[WHAT YOU WILL DO]: Only the number is wanted: count the lines in the data with "JSON" in them.

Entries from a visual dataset
================

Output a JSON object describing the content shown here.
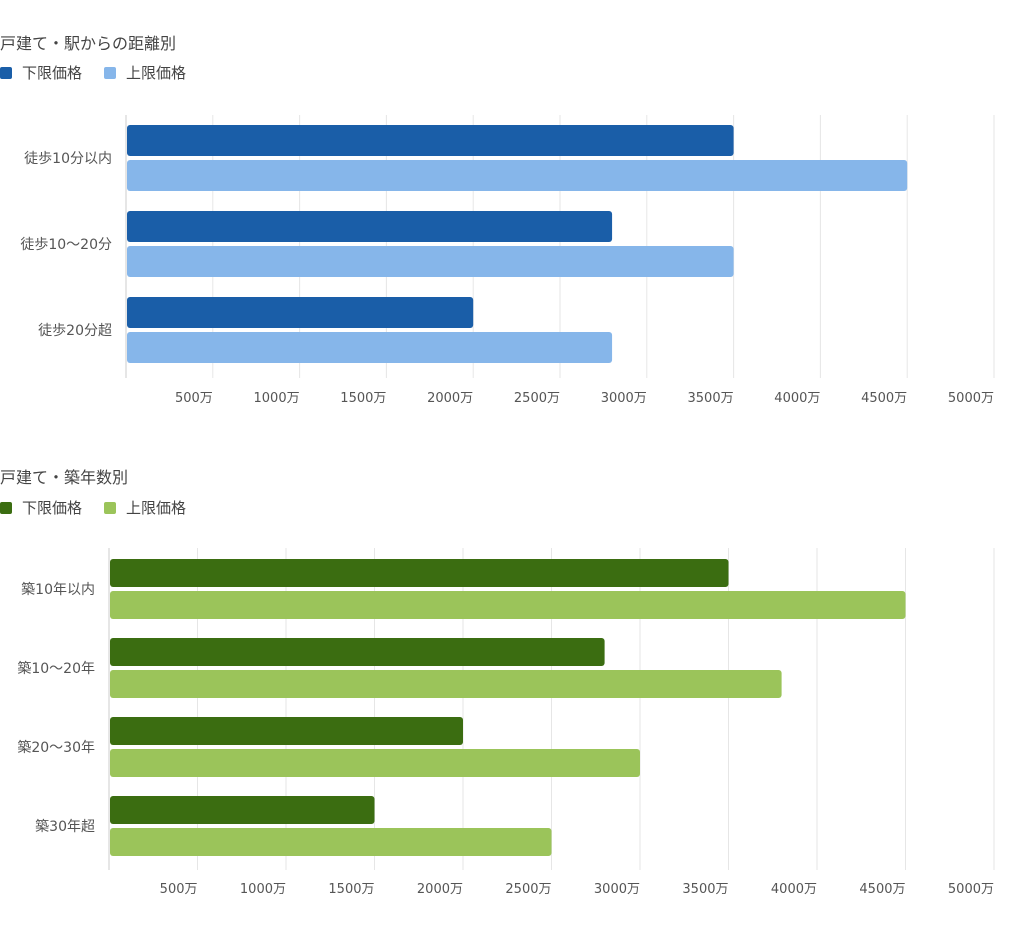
{
  "colors": {
    "chart1_lower": "#1a5ea8",
    "chart1_upper": "#86b6ea",
    "chart2_lower": "#3b6d11",
    "chart2_upper": "#9bc45a",
    "grid": "#e6e6e6",
    "axis": "#cccccc"
  },
  "chart_data": [
    {
      "type": "bar",
      "orientation": "horizontal",
      "title": "戸建て・駅からの距離別",
      "categories": [
        "徒歩10分以内",
        "徒歩10〜20分",
        "徒歩20分超"
      ],
      "series": [
        {
          "name": "下限価格",
          "values": [
            3500,
            2800,
            2000
          ]
        },
        {
          "name": "上限価格",
          "values": [
            4500,
            3500,
            2800
          ]
        }
      ],
      "ticks": [
        500,
        1000,
        1500,
        2000,
        2500,
        3000,
        3500,
        4000,
        4500,
        5000
      ],
      "tick_suffix": "万",
      "xlim": [
        0,
        5000
      ],
      "legend": "top-left",
      "grid": true
    },
    {
      "type": "bar",
      "orientation": "horizontal",
      "title": "戸建て・築年数別",
      "categories": [
        "築10年以内",
        "築10〜20年",
        "築20〜30年",
        "築30年超"
      ],
      "series": [
        {
          "name": "下限価格",
          "values": [
            3500,
            2800,
            2000,
            1500
          ]
        },
        {
          "name": "上限価格",
          "values": [
            4500,
            3800,
            3000,
            2500
          ]
        }
      ],
      "ticks": [
        500,
        1000,
        1500,
        2000,
        2500,
        3000,
        3500,
        4000,
        4500,
        5000
      ],
      "tick_suffix": "万",
      "xlim": [
        0,
        5000
      ],
      "legend": "top-left",
      "grid": true
    }
  ]
}
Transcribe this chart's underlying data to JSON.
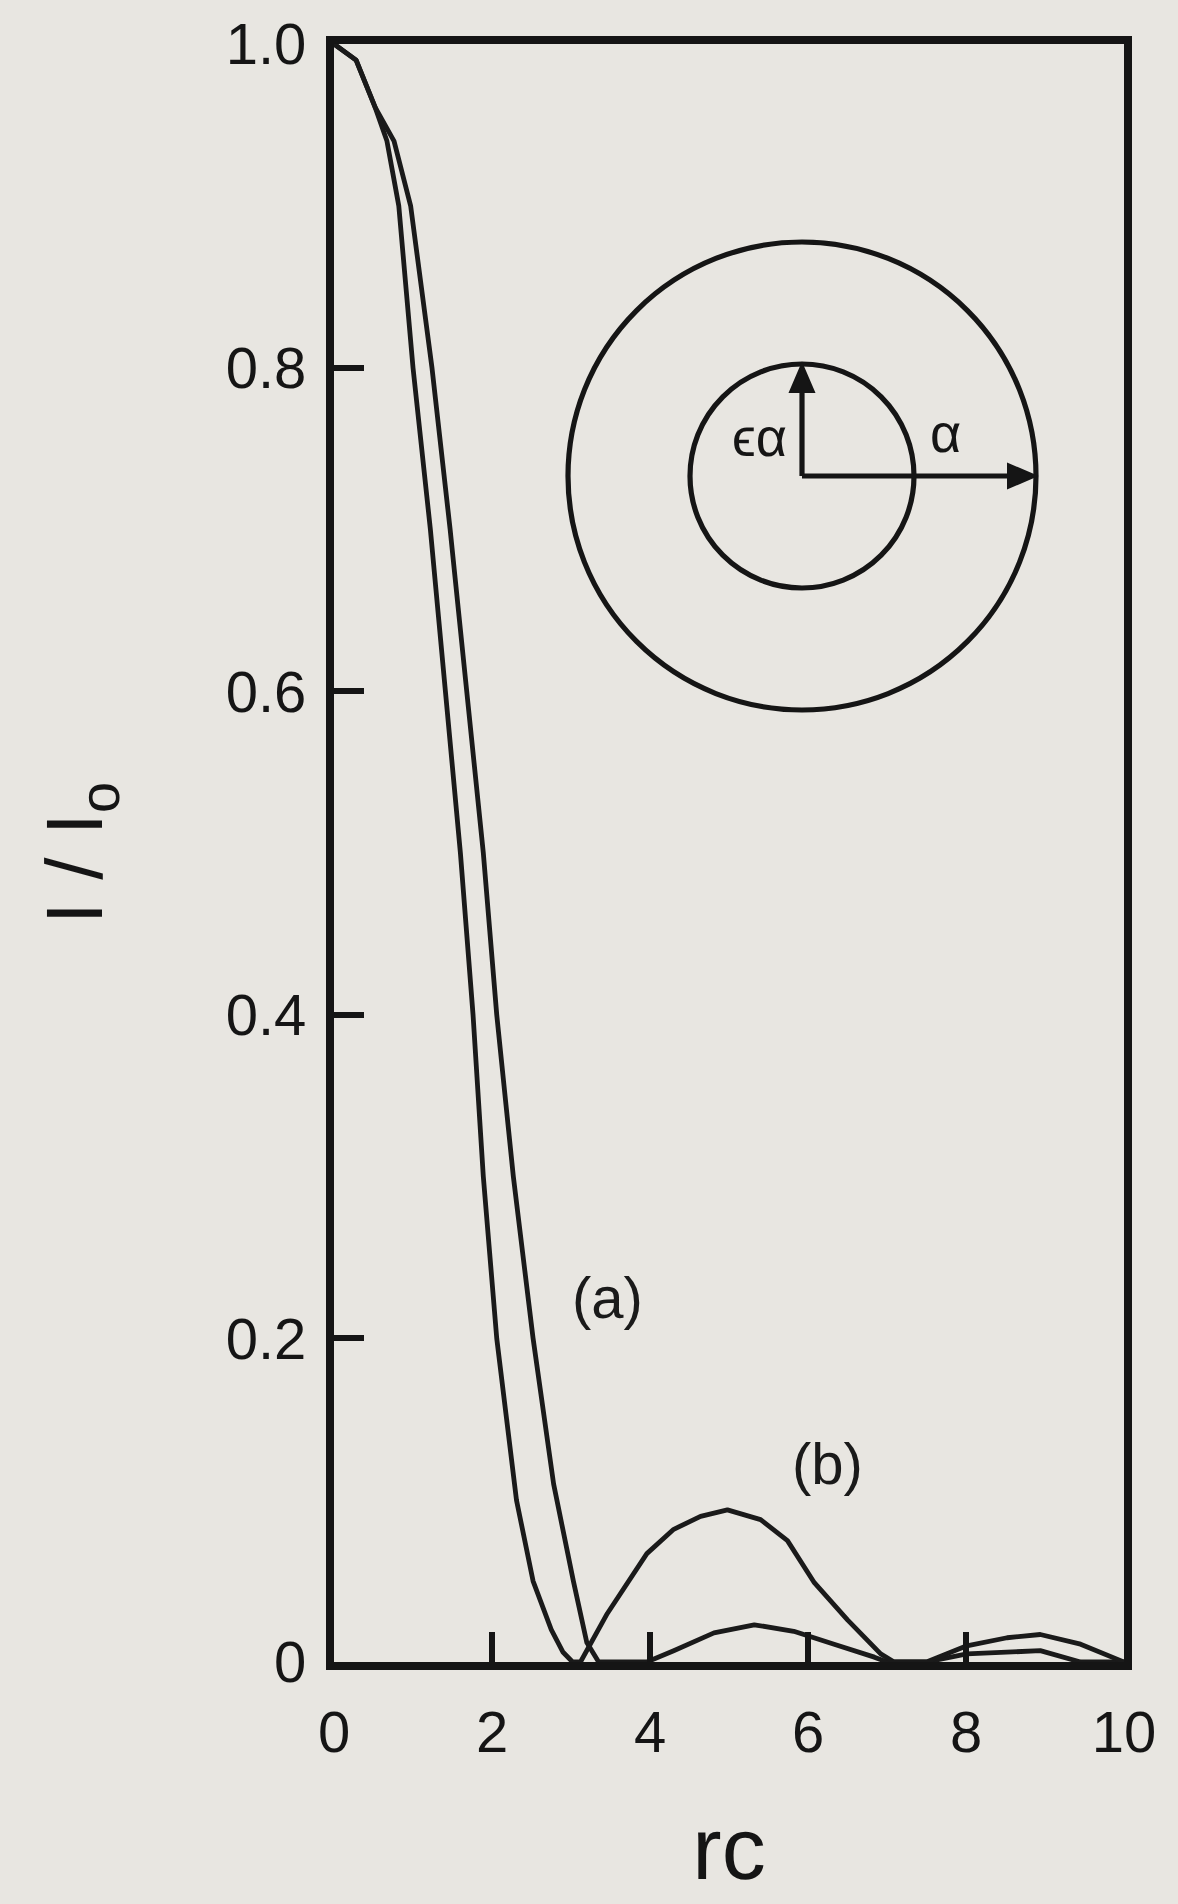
{
  "chart_data": {
    "type": "line",
    "xlabel": "rc",
    "ylabel": "I / I$_{o}$",
    "xlim": [
      0,
      10
    ],
    "ylim": [
      0,
      1
    ],
    "xticks": [
      0,
      2,
      4,
      6,
      8,
      10
    ],
    "yticks": [
      0,
      0.2,
      0.4,
      0.6,
      0.8,
      {
        "value": 1,
        "label": "1.0"
      }
    ],
    "series": [
      {
        "name": "(a)",
        "color": "#1a1a1a",
        "x": [
          0,
          0.28,
          0.52,
          0.76,
          0.97,
          1.24,
          1.47,
          1.68,
          1.89,
          2.06,
          2.27,
          2.52,
          2.78,
          3.03,
          3.2,
          3.35,
          3.96,
          4.3,
          4.81,
          5.32,
          5.82,
          6.33,
          6.84,
          7.0,
          7.5,
          8.01,
          8.94,
          9.45,
          10
        ],
        "values": [
          1,
          0.99,
          0.961,
          0.94,
          0.9,
          0.8,
          0.7,
          0.6,
          0.5,
          0.4,
          0.3,
          0.2,
          0.11,
          0.05,
          0.012,
          0,
          0,
          0.007,
          0.018,
          0.023,
          0.019,
          0.011,
          0.003,
          0,
          0,
          0.005,
          0.007,
          0,
          0
        ]
      },
      {
        "name": "(b)",
        "color": "#1a1a1a",
        "x": [
          0,
          0.28,
          0.52,
          0.67,
          0.82,
          1.0,
          1.22,
          1.41,
          1.6,
          1.76,
          1.89,
          2.06,
          2.31,
          2.52,
          2.75,
          2.9,
          3.02,
          3.12,
          3.46,
          3.96,
          4.3,
          4.64,
          4.98,
          5.4,
          5.74,
          6.08,
          6.5,
          6.92,
          7.09,
          7.5,
          8.01,
          8.52,
          8.94,
          9.45,
          10
        ],
        "values": [
          1,
          0.99,
          0.961,
          0.94,
          0.9,
          0.8,
          0.7,
          0.6,
          0.5,
          0.4,
          0.3,
          0.2,
          0.1,
          0.05,
          0.02,
          0.006,
          0,
          0,
          0.03,
          0.067,
          0.082,
          0.09,
          0.094,
          0.088,
          0.075,
          0.049,
          0.026,
          0.005,
          0,
          0,
          0.01,
          0.015,
          0.017,
          0.011,
          0
        ]
      }
    ],
    "annotations": [
      "ϵα",
      "α"
    ]
  }
}
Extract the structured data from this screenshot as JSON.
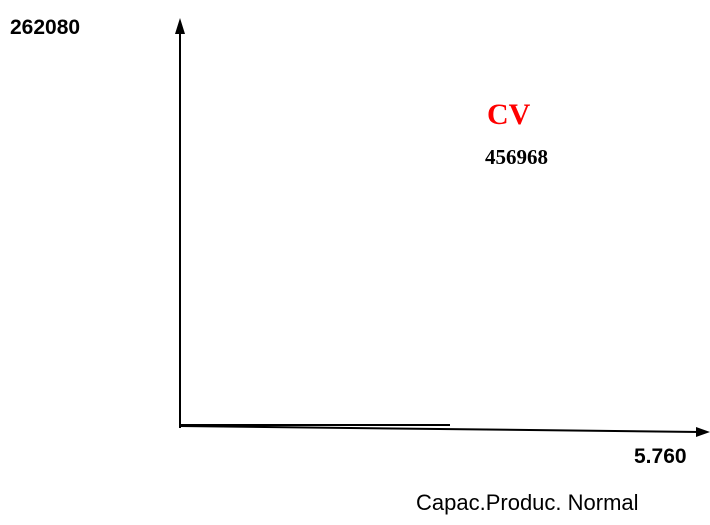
{
  "y_axis": {
    "label": "262080"
  },
  "x_axis": {
    "label": "5.760",
    "title": "Capac.Produc. Normal"
  },
  "annotation": {
    "title": "CV",
    "value": "456968"
  }
}
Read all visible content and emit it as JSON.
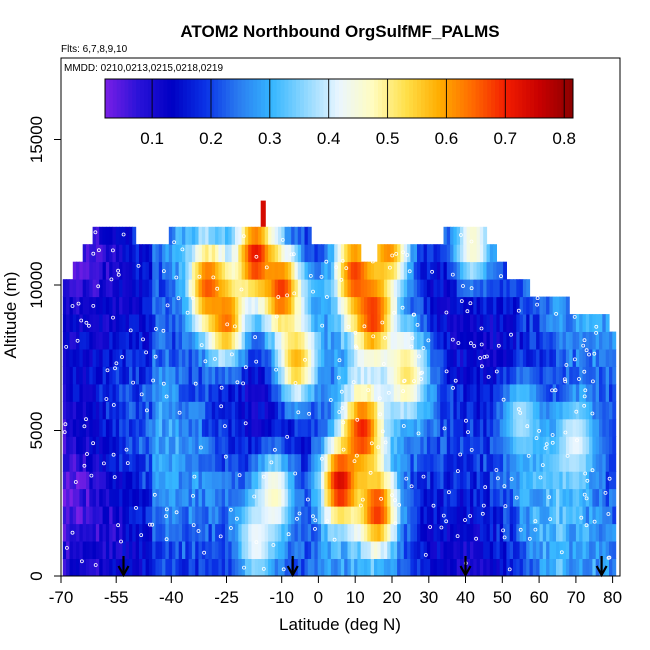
{
  "chart_data": {
    "type": "heatmap",
    "title": "ATOM2 Northbound OrgSulfMF_PALMS",
    "flights_label": "Flts: 6,7,8,9,10",
    "dates_label": "MMDD: 0210,0213,0215,0218,0219",
    "xlabel": "Latitude (deg N)",
    "ylabel": "Altitude (m)",
    "xlim": [
      -70,
      82
    ],
    "ylim": [
      0,
      17800
    ],
    "x_ticks": [
      -70,
      -55,
      -40,
      -25,
      -10,
      0,
      10,
      20,
      30,
      40,
      50,
      60,
      70,
      80
    ],
    "x_tick_labels": [
      "-70",
      "-55",
      "-40",
      "-25",
      "-10",
      "0",
      "10",
      "20",
      "30",
      "40",
      "50",
      "60",
      "70",
      "80"
    ],
    "y_ticks": [
      0,
      5000,
      10000,
      15000
    ],
    "y_tick_labels": [
      "0",
      "5000",
      "10000",
      "15000"
    ],
    "colorbar": {
      "range": [
        0.02,
        0.815
      ],
      "ticks": [
        0.1,
        0.2,
        0.3,
        0.4,
        0.5,
        0.6,
        0.7,
        0.8
      ],
      "tick_labels": [
        "0.1",
        "0.2",
        "0.3",
        "0.4",
        "0.5",
        "0.6",
        "0.7",
        "0.8"
      ],
      "colors": [
        "#7a1fe6",
        "#2a12d8",
        "#0000c4",
        "#0a32e6",
        "#2a7cf0",
        "#35b6ff",
        "#8fd8ff",
        "#eaf6ff",
        "#fffcc0",
        "#ffe04a",
        "#ffad00",
        "#ff6a00",
        "#f21d00",
        "#c70000",
        "#8c0000"
      ]
    },
    "surface_arrows_lat": [
      -53,
      -7,
      40,
      77
    ],
    "altitude_bins": [
      0,
      600,
      1200,
      1800,
      2400,
      3000,
      3600,
      4200,
      4800,
      5400,
      6000,
      6600,
      7200,
      7800,
      8400,
      9000,
      9600,
      10200,
      10800,
      11400,
      12000
    ],
    "top_altitude": {
      "lat": -58,
      "lat_end": 47,
      "alt_top": 12000
    },
    "alt_profile": [
      [
        -70,
        10000
      ],
      [
        -69,
        10100
      ],
      [
        -60,
        12000
      ],
      [
        -52,
        12000
      ],
      [
        -46,
        11200
      ],
      [
        -38,
        12000
      ],
      [
        -20,
        12200
      ],
      [
        -15,
        12300
      ],
      [
        5,
        11400
      ],
      [
        14,
        11000
      ],
      [
        20,
        11300
      ],
      [
        28,
        11600
      ],
      [
        40,
        11800
      ],
      [
        46,
        11700
      ],
      [
        52,
        10400
      ],
      [
        62,
        9500
      ],
      [
        75,
        9100
      ],
      [
        80,
        8600
      ]
    ],
    "plume_spike": {
      "lat": -15,
      "alt": 12900
    },
    "hotspots": [
      {
        "lat": -30,
        "alt": 10000,
        "value": 0.67
      },
      {
        "lat": -25,
        "alt": 8800,
        "value": 0.64
      },
      {
        "lat": -17,
        "alt": 11000,
        "value": 0.72
      },
      {
        "lat": -10,
        "alt": 9800,
        "value": 0.69
      },
      {
        "lat": -6,
        "alt": 7400,
        "value": 0.58
      },
      {
        "lat": 10,
        "alt": 10400,
        "value": 0.68
      },
      {
        "lat": 15,
        "alt": 9000,
        "value": 0.7
      },
      {
        "lat": 19,
        "alt": 11300,
        "value": 0.62
      },
      {
        "lat": 24,
        "alt": 7000,
        "value": 0.52
      },
      {
        "lat": 12,
        "alt": 5000,
        "value": 0.7
      },
      {
        "lat": 6,
        "alt": 3200,
        "value": 0.74
      },
      {
        "lat": 16,
        "alt": 2300,
        "value": 0.69
      },
      {
        "lat": -12,
        "alt": 2800,
        "value": 0.48
      },
      {
        "lat": -17,
        "alt": 1200,
        "value": 0.43
      },
      {
        "lat": 42,
        "alt": 11400,
        "value": 0.47
      },
      {
        "lat": 55,
        "alt": 5400,
        "value": 0.38
      },
      {
        "lat": 70,
        "alt": 4600,
        "value": 0.42
      }
    ]
  }
}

================

[WRITTEN SOLUTION]: 4